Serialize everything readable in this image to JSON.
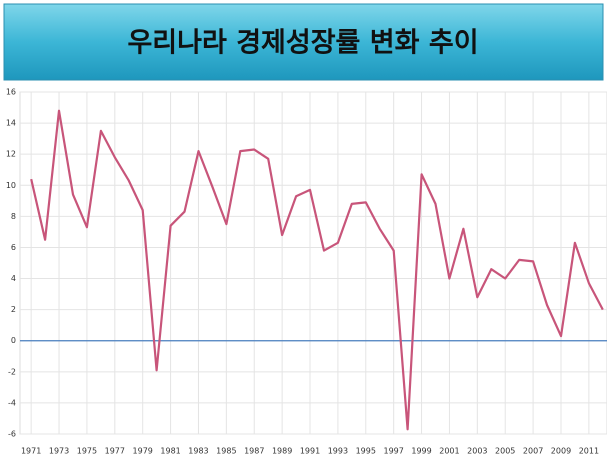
{
  "chart_data": {
    "type": "line",
    "title": "우리나라 경제성장률 변화 추이",
    "x": [
      1971,
      1972,
      1973,
      1974,
      1975,
      1976,
      1977,
      1978,
      1979,
      1980,
      1981,
      1982,
      1983,
      1984,
      1985,
      1986,
      1987,
      1988,
      1989,
      1990,
      1991,
      1992,
      1993,
      1994,
      1995,
      1996,
      1997,
      1998,
      1999,
      2000,
      2001,
      2002,
      2003,
      2004,
      2005,
      2006,
      2007,
      2008,
      2009,
      2010,
      2011,
      2012
    ],
    "series": [
      {
        "color": "#c8557a",
        "values": [
          10.4,
          6.5,
          14.8,
          9.4,
          7.3,
          13.5,
          11.8,
          10.3,
          8.4,
          -1.9,
          7.4,
          8.3,
          12.2,
          9.9,
          7.5,
          12.2,
          12.3,
          11.7,
          6.8,
          9.3,
          9.7,
          5.8,
          6.3,
          8.8,
          8.9,
          7.2,
          5.8,
          -5.7,
          10.7,
          8.8,
          4.0,
          7.2,
          2.8,
          4.6,
          4.0,
          5.2,
          5.1,
          2.3,
          0.3,
          6.3,
          3.7,
          2.0
        ]
      }
    ],
    "xlim": [
      1970.2,
      2012.3
    ],
    "xticks": [
      1971,
      1973,
      1975,
      1977,
      1979,
      1981,
      1983,
      1985,
      1987,
      1989,
      1991,
      1993,
      1995,
      1997,
      1999,
      2001,
      2003,
      2005,
      2007,
      2009,
      2011
    ],
    "ylim": [
      -6,
      16
    ],
    "yticks": [
      -6,
      -4,
      -2,
      0,
      2,
      4,
      6,
      8,
      10,
      12,
      14,
      16
    ],
    "grid": true,
    "reference_line": {
      "value": 0,
      "color": "#4a7fc0"
    }
  }
}
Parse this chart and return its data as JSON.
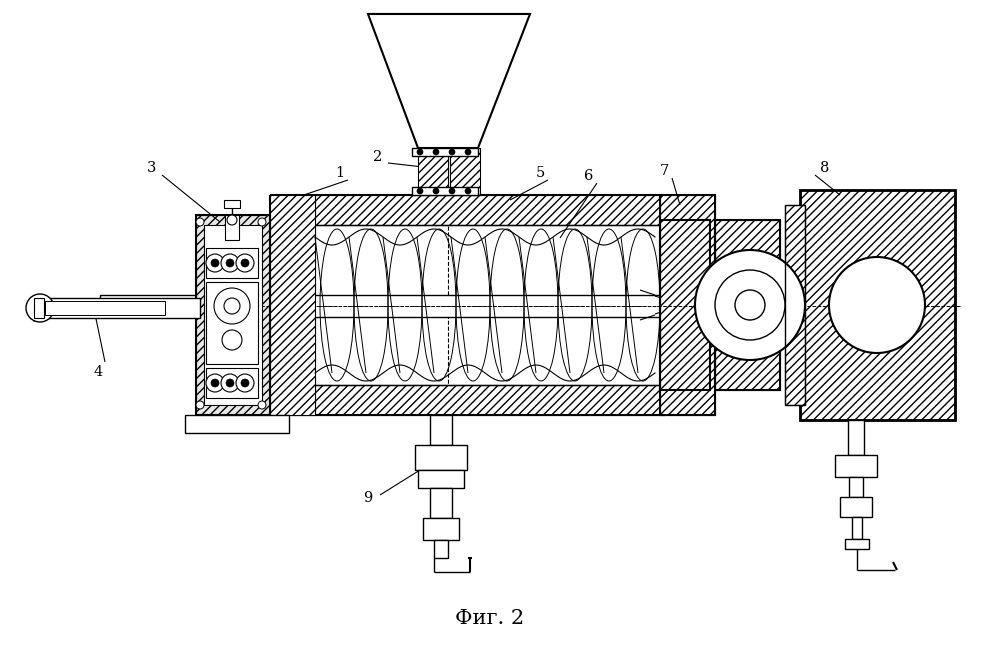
{
  "title": "Фиг. 2",
  "title_fontsize": 15,
  "bg_color": "#ffffff",
  "fig_w": 9.99,
  "fig_h": 6.72,
  "dpi": 100
}
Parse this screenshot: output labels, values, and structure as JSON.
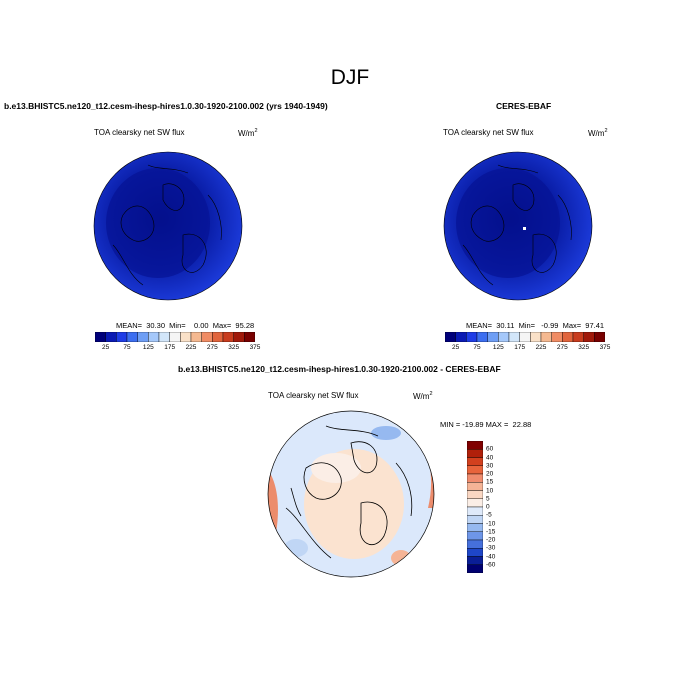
{
  "title": "DJF",
  "panels": [
    {
      "case": "b.e13.BHISTC5.ne120_t12.cesm-ihesp-hires1.0.30-1920-2100.002 (yrs 1940-1949)",
      "variable": "TOA clearsky net SW flux",
      "units": "W/m",
      "units_exp": "2",
      "stats": "MEAN=  30.30  Min=    0.00  Max=  95.28"
    },
    {
      "case": "CERES-EBAF",
      "variable": "TOA clearsky net SW flux",
      "units": "W/m",
      "units_exp": "2",
      "stats": "MEAN=  30.11  Min=   -0.99  Max=  97.41"
    }
  ],
  "abs_colorbar": {
    "labels": [
      "25",
      "75",
      "125",
      "175",
      "225",
      "275",
      "325",
      "375"
    ],
    "colors": [
      "#00007a",
      "#0a1ab4",
      "#1e3ce6",
      "#3c6ef0",
      "#6e9ef5",
      "#a5c8fa",
      "#d2e6fa",
      "#f5f5f5",
      "#fae1c8",
      "#f5b991",
      "#f08c64",
      "#e1643c",
      "#c83c1e",
      "#a0190a",
      "#780000"
    ]
  },
  "diff_panel": {
    "case": "b.e13.BHISTC5.ne120_t12.cesm-ihesp-hires1.0.30-1920-2100.002 - CERES-EBAF",
    "variable": "TOA clearsky net SW flux",
    "units": "W/m",
    "units_exp": "2",
    "stats": "MIN = -19.89 MAX =  22.88"
  },
  "diff_colorbar": {
    "labels": [
      "60",
      "40",
      "30",
      "20",
      "15",
      "10",
      "5",
      "0",
      "-5",
      "-10",
      "-15",
      "-20",
      "-30",
      "-40",
      "-60"
    ],
    "colors": [
      "#800000",
      "#b0200a",
      "#d2401e",
      "#e8643c",
      "#f08c6e",
      "#f5b496",
      "#fad7c3",
      "#fbeee6",
      "#dfeafa",
      "#c0d6f5",
      "#96b9f0",
      "#6e96e8",
      "#4670dc",
      "#1e46c8",
      "#0a1e96",
      "#000070"
    ]
  },
  "colors": {
    "abs_map_fill": "#1232d2",
    "abs_map_inner": "#0a1496",
    "diff_map_fill": "#dbe8fb",
    "diff_map_warm": "#fbe3d0",
    "diff_map_red": "#ec8c6c"
  }
}
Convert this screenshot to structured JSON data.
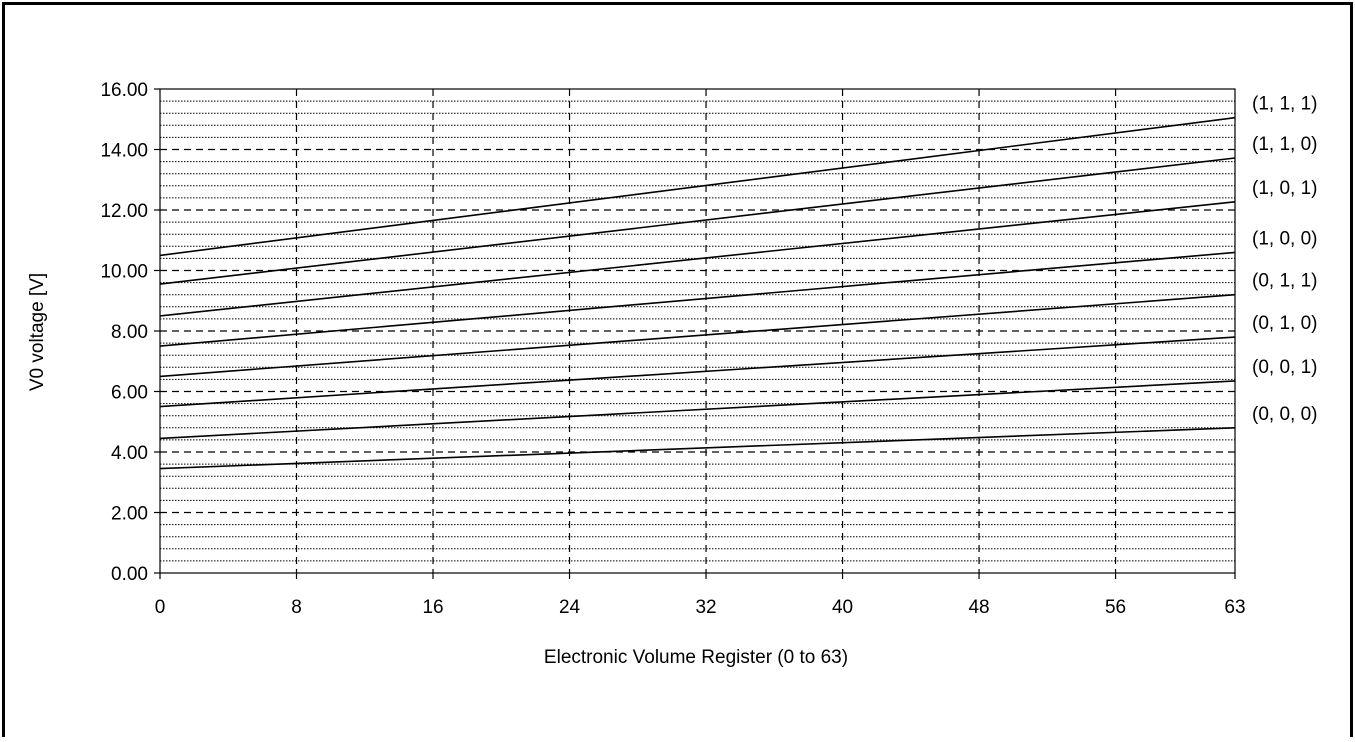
{
  "chart_data": {
    "type": "line",
    "title": "",
    "xlabel": "Electronic Volume Register (0 to 63)",
    "ylabel": "V0 voltage [V]",
    "xlim": [
      0,
      63
    ],
    "ylim": [
      0,
      16
    ],
    "x_ticks": [
      0,
      8,
      16,
      24,
      32,
      40,
      48,
      56,
      63
    ],
    "x_tick_labels": [
      "0",
      "8",
      "16",
      "24",
      "32",
      "40",
      "48",
      "56",
      "63"
    ],
    "y_ticks": [
      0,
      2,
      4,
      6,
      8,
      10,
      12,
      14,
      16
    ],
    "y_tick_labels": [
      "0.00",
      "2.00",
      "4.00",
      "6.00",
      "8.00",
      "10.00",
      "12.00",
      "14.00",
      "16.00"
    ],
    "y_minor_step": 0.4,
    "grid": "major dashed, minor dotted horizontal",
    "legend": "series labels at right end of lines",
    "line_color": "#000000",
    "series": [
      {
        "name": "(1, 1, 1)",
        "x": [
          0,
          63
        ],
        "values": [
          10.5,
          15.05
        ]
      },
      {
        "name": "(1, 1, 0)",
        "x": [
          0,
          63
        ],
        "values": [
          9.55,
          13.72
        ]
      },
      {
        "name": "(1, 0, 1)",
        "x": [
          0,
          63
        ],
        "values": [
          8.5,
          12.27
        ]
      },
      {
        "name": "(1, 0, 0)",
        "x": [
          0,
          63
        ],
        "values": [
          7.5,
          10.6
        ]
      },
      {
        "name": "(0, 1, 1)",
        "x": [
          0,
          63
        ],
        "values": [
          6.5,
          9.2
        ]
      },
      {
        "name": "(0, 1, 0)",
        "x": [
          0,
          63
        ],
        "values": [
          5.5,
          7.8
        ]
      },
      {
        "name": "(0, 0, 1)",
        "x": [
          0,
          63
        ],
        "values": [
          4.45,
          6.35
        ]
      },
      {
        "name": "(0, 0, 0)",
        "x": [
          0,
          63
        ],
        "values": [
          3.45,
          4.8
        ]
      }
    ]
  }
}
════
Prompt — Exactly reproduce each record, leaving out any pictures.

Response to this exercise —
Serialize everything readable in this image to JSON.
{
  "chart_data": {
    "type": "line",
    "title": "우리나라 경제성장률 변화 추이",
    "x": [
      1971,
      1972,
      1973,
      1974,
      1975,
      1976,
      1977,
      1978,
      1979,
      1980,
      1981,
      1982,
      1983,
      1984,
      1985,
      1986,
      1987,
      1988,
      1989,
      1990,
      1991,
      1992,
      1993,
      1994,
      1995,
      1996,
      1997,
      1998,
      1999,
      2000,
      2001,
      2002,
      2003,
      2004,
      2005,
      2006,
      2007,
      2008,
      2009,
      2010,
      2011,
      2012
    ],
    "series": [
      {
        "color": "#c8557a",
        "values": [
          10.4,
          6.5,
          14.8,
          9.4,
          7.3,
          13.5,
          11.8,
          10.3,
          8.4,
          -1.9,
          7.4,
          8.3,
          12.2,
          9.9,
          7.5,
          12.2,
          12.3,
          11.7,
          6.8,
          9.3,
          9.7,
          5.8,
          6.3,
          8.8,
          8.9,
          7.2,
          5.8,
          -5.7,
          10.7,
          8.8,
          4.0,
          7.2,
          2.8,
          4.6,
          4.0,
          5.2,
          5.1,
          2.3,
          0.3,
          6.3,
          3.7,
          2.0
        ]
      }
    ],
    "xlim": [
      1970.2,
      2012.3
    ],
    "xticks": [
      1971,
      1973,
      1975,
      1977,
      1979,
      1981,
      1983,
      1985,
      1987,
      1989,
      1991,
      1993,
      1995,
      1997,
      1999,
      2001,
      2003,
      2005,
      2007,
      2009,
      2011
    ],
    "ylim": [
      -6,
      16
    ],
    "yticks": [
      -6,
      -4,
      -2,
      0,
      2,
      4,
      6,
      8,
      10,
      12,
      14,
      16
    ],
    "grid": true,
    "reference_line": {
      "value": 0,
      "color": "#4a7fc0"
    }
  }
}
Parse this chart and return its data as JSON.
{
  "title": "Фиг. 2",
  "title_fontsize": 15,
  "bg_color": "#ffffff",
  "fig_w": 9.99,
  "fig_h": 6.72,
  "dpi": 100
}
Parse this screenshot: output labels, values, and structure as JSON.
{
  "title": "DJF",
  "panels": [
    {
      "case": "b.e13.BHISTC5.ne120_t12.cesm-ihesp-hires1.0.30-1920-2100.002 (yrs 1940-1949)",
      "variable": "TOA clearsky net SW flux",
      "units": "W/m",
      "units_exp": "2",
      "stats": "MEAN=  30.30  Min=    0.00  Max=  95.28"
    },
    {
      "case": "CERES-EBAF",
      "variable": "TOA clearsky net SW flux",
      "units": "W/m",
      "units_exp": "2",
      "stats": "MEAN=  30.11  Min=   -0.99  Max=  97.41"
    }
  ],
  "abs_colorbar": {
    "labels": [
      "25",
      "75",
      "125",
      "175",
      "225",
      "275",
      "325",
      "375"
    ],
    "colors": [
      "#00007a",
      "#0a1ab4",
      "#1e3ce6",
      "#3c6ef0",
      "#6e9ef5",
      "#a5c8fa",
      "#d2e6fa",
      "#f5f5f5",
      "#fae1c8",
      "#f5b991",
      "#f08c64",
      "#e1643c",
      "#c83c1e",
      "#a0190a",
      "#780000"
    ]
  },
  "diff_panel": {
    "case": "b.e13.BHISTC5.ne120_t12.cesm-ihesp-hires1.0.30-1920-2100.002 - CERES-EBAF",
    "variable": "TOA clearsky net SW flux",
    "units": "W/m",
    "units_exp": "2",
    "stats": "MIN = -19.89 MAX =  22.88"
  },
  "diff_colorbar": {
    "labels": [
      "60",
      "40",
      "30",
      "20",
      "15",
      "10",
      "5",
      "0",
      "-5",
      "-10",
      "-15",
      "-20",
      "-30",
      "-40",
      "-60"
    ],
    "colors": [
      "#800000",
      "#b0200a",
      "#d2401e",
      "#e8643c",
      "#f08c6e",
      "#f5b496",
      "#fad7c3",
      "#fbeee6",
      "#dfeafa",
      "#c0d6f5",
      "#96b9f0",
      "#6e96e8",
      "#4670dc",
      "#1e46c8",
      "#0a1e96",
      "#000070"
    ]
  },
  "colors": {
    "abs_map_fill": "#1232d2",
    "abs_map_inner": "#0a1496",
    "diff_map_fill": "#dbe8fb",
    "diff_map_warm": "#fbe3d0",
    "diff_map_red": "#ec8c6c"
  }
}
Convert this screenshot to structured JSON data.
{
  "chart_data": {
    "type": "line",
    "title": "",
    "xlabel": "Electronic Volume Register (0 to 63)",
    "ylabel": "V0 voltage [V]",
    "xlim": [
      0,
      63
    ],
    "ylim": [
      0,
      16
    ],
    "x_ticks": [
      0,
      8,
      16,
      24,
      32,
      40,
      48,
      56,
      63
    ],
    "x_tick_labels": [
      "0",
      "8",
      "16",
      "24",
      "32",
      "40",
      "48",
      "56",
      "63"
    ],
    "y_ticks": [
      0,
      2,
      4,
      6,
      8,
      10,
      12,
      14,
      16
    ],
    "y_tick_labels": [
      "0.00",
      "2.00",
      "4.00",
      "6.00",
      "8.00",
      "10.00",
      "12.00",
      "14.00",
      "16.00"
    ],
    "y_minor_step": 0.4,
    "grid": "major dashed, minor dotted horizontal",
    "legend": "series labels at right end of lines",
    "line_color": "#000000",
    "series": [
      {
        "name": "(1, 1, 1)",
        "x": [
          0,
          63
        ],
        "values": [
          10.5,
          15.05
        ]
      },
      {
        "name": "(1, 1, 0)",
        "x": [
          0,
          63
        ],
        "values": [
          9.55,
          13.72
        ]
      },
      {
        "name": "(1, 0, 1)",
        "x": [
          0,
          63
        ],
        "values": [
          8.5,
          12.27
        ]
      },
      {
        "name": "(1, 0, 0)",
        "x": [
          0,
          63
        ],
        "values": [
          7.5,
          10.6
        ]
      },
      {
        "name": "(0, 1, 1)",
        "x": [
          0,
          63
        ],
        "values": [
          6.5,
          9.2
        ]
      },
      {
        "name": "(0, 1, 0)",
        "x": [
          0,
          63
        ],
        "values": [
          5.5,
          7.8
        ]
      },
      {
        "name": "(0, 0, 1)",
        "x": [
          0,
          63
        ],
        "values": [
          4.45,
          6.35
        ]
      },
      {
        "name": "(0, 0, 0)",
        "x": [
          0,
          63
        ],
        "values": [
          3.45,
          4.8
        ]
      }
    ]
  }
}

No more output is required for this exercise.